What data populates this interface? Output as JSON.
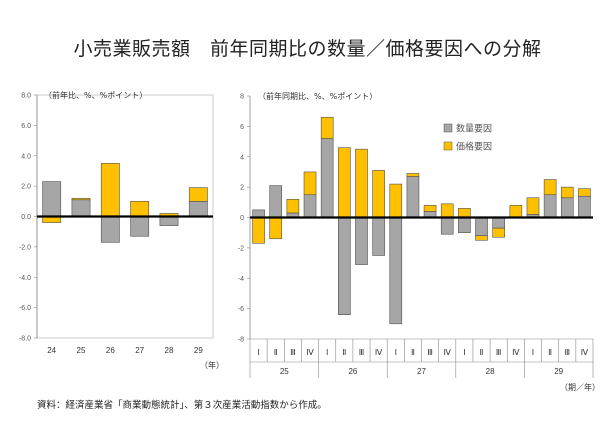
{
  "title": "小売業販売額　前年同期比の数量／価格要因への分解",
  "source": "資料：経済産業省「商業動態統計」、第３次産業活動指数から作成。",
  "colors": {
    "quantity": "#a6a6a6",
    "price": "#ffc000",
    "edge": "#505050"
  },
  "chart_data": [
    {
      "type": "bar",
      "stacked": true,
      "unit_label": "（前年比、%、%ポイント）",
      "xunit": "（年）",
      "ylim": [
        -8.0,
        8.0
      ],
      "yticks": [
        "8.0",
        "6.0",
        "4.0",
        "2.0",
        "0.0",
        "-2.0",
        "-4.0",
        "-6.0",
        "-8.0"
      ],
      "categories": [
        "24",
        "25",
        "26",
        "27",
        "28",
        "29"
      ],
      "series": [
        {
          "name": "数量要因",
          "values": [
            2.3,
            1.1,
            -1.7,
            -1.3,
            -0.6,
            1.0
          ]
        },
        {
          "name": "価格要因",
          "values": [
            -0.4,
            0.1,
            3.5,
            1.0,
            0.2,
            0.9
          ]
        }
      ]
    },
    {
      "type": "bar",
      "stacked": true,
      "unit_label": "（前年同期比、%、%ポイント）",
      "xunit": "（期／年）",
      "ylim": [
        -8,
        8
      ],
      "yticks": [
        "8",
        "6",
        "4",
        "2",
        "0",
        "-2",
        "-4",
        "-6",
        "-8"
      ],
      "categories": [
        "Ⅰ",
        "Ⅱ",
        "Ⅲ",
        "Ⅳ",
        "Ⅰ",
        "Ⅱ",
        "Ⅲ",
        "Ⅳ",
        "Ⅰ",
        "Ⅱ",
        "Ⅲ",
        "Ⅳ",
        "Ⅰ",
        "Ⅱ",
        "Ⅲ",
        "Ⅳ",
        "Ⅰ",
        "Ⅱ",
        "Ⅲ",
        "Ⅳ"
      ],
      "year_groups": [
        "25",
        "26",
        "27",
        "28",
        "29"
      ],
      "legend": [
        "数量要因",
        "価格要因"
      ],
      "series": [
        {
          "name": "数量要因",
          "values": [
            0.5,
            2.1,
            0.3,
            1.5,
            5.2,
            -6.4,
            -3.1,
            -2.5,
            -7.0,
            2.7,
            0.4,
            -1.1,
            -1.0,
            -1.2,
            -0.7,
            0.0,
            0.2,
            1.5,
            1.3,
            1.4
          ]
        },
        {
          "name": "価格要因",
          "values": [
            -1.7,
            -1.4,
            0.9,
            1.5,
            1.4,
            4.6,
            4.5,
            3.1,
            2.2,
            0.2,
            0.4,
            0.9,
            0.6,
            -0.3,
            -0.6,
            0.8,
            1.1,
            1.0,
            0.7,
            0.5
          ]
        }
      ]
    }
  ]
}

---------------

Copy the whole of the material above exactly, but not its images.

## [Answer to this task]
What data populates this interface? Output as JSON.
{
  "title": "小売業販売額　前年同期比の数量／価格要因への分解",
  "source": "資料：経済産業省「商業動態統計」、第３次産業活動指数から作成。",
  "colors": {
    "quantity": "#a6a6a6",
    "price": "#ffc000",
    "edge": "#505050"
  },
  "chart_data": [
    {
      "type": "bar",
      "stacked": true,
      "unit_label": "（前年比、%、%ポイント）",
      "xunit": "（年）",
      "ylim": [
        -8.0,
        8.0
      ],
      "yticks": [
        "8.0",
        "6.0",
        "4.0",
        "2.0",
        "0.0",
        "-2.0",
        "-4.0",
        "-6.0",
        "-8.0"
      ],
      "categories": [
        "24",
        "25",
        "26",
        "27",
        "28",
        "29"
      ],
      "series": [
        {
          "name": "数量要因",
          "values": [
            2.3,
            1.1,
            -1.7,
            -1.3,
            -0.6,
            1.0
          ]
        },
        {
          "name": "価格要因",
          "values": [
            -0.4,
            0.1,
            3.5,
            1.0,
            0.2,
            0.9
          ]
        }
      ]
    },
    {
      "type": "bar",
      "stacked": true,
      "unit_label": "（前年同期比、%、%ポイント）",
      "xunit": "（期／年）",
      "ylim": [
        -8,
        8
      ],
      "yticks": [
        "8",
        "6",
        "4",
        "2",
        "0",
        "-2",
        "-4",
        "-6",
        "-8"
      ],
      "categories": [
        "Ⅰ",
        "Ⅱ",
        "Ⅲ",
        "Ⅳ",
        "Ⅰ",
        "Ⅱ",
        "Ⅲ",
        "Ⅳ",
        "Ⅰ",
        "Ⅱ",
        "Ⅲ",
        "Ⅳ",
        "Ⅰ",
        "Ⅱ",
        "Ⅲ",
        "Ⅳ",
        "Ⅰ",
        "Ⅱ",
        "Ⅲ",
        "Ⅳ"
      ],
      "year_groups": [
        "25",
        "26",
        "27",
        "28",
        "29"
      ],
      "legend": [
        "数量要因",
        "価格要因"
      ],
      "series": [
        {
          "name": "数量要因",
          "values": [
            0.5,
            2.1,
            0.3,
            1.5,
            5.2,
            -6.4,
            -3.1,
            -2.5,
            -7.0,
            2.7,
            0.4,
            -1.1,
            -1.0,
            -1.2,
            -0.7,
            0.0,
            0.2,
            1.5,
            1.3,
            1.4
          ]
        },
        {
          "name": "価格要因",
          "values": [
            -1.7,
            -1.4,
            0.9,
            1.5,
            1.4,
            4.6,
            4.5,
            3.1,
            2.2,
            0.2,
            0.4,
            0.9,
            0.6,
            -0.3,
            -0.6,
            0.8,
            1.1,
            1.0,
            0.7,
            0.5
          ]
        }
      ]
    }
  ]
}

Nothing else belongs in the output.